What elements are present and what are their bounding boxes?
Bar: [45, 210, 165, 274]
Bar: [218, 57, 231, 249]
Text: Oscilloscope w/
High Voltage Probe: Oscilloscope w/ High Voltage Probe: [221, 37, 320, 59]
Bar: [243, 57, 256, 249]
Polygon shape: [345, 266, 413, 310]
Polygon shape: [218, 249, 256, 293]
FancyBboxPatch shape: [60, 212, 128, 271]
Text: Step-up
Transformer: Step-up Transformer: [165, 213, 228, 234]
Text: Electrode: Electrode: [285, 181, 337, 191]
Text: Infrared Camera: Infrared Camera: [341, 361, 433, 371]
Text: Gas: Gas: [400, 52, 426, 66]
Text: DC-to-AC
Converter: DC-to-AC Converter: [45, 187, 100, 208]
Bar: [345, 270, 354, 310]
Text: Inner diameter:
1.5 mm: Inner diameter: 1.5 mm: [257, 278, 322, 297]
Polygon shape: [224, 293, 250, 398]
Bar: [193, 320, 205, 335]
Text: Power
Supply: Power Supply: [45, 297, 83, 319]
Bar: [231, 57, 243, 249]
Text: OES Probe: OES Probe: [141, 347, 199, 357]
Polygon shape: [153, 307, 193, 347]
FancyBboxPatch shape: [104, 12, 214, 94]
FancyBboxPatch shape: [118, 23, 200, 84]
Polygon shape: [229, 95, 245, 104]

WHAT YOU WILL DO:
From the records above, copy out each line that contains the string "Inner". Treat uppercase and lowercase letters as different.

RESULT FOR THIS TASK:
Text: Inner diameter:
1.5 mm: Inner diameter: 1.5 mm: [257, 278, 322, 297]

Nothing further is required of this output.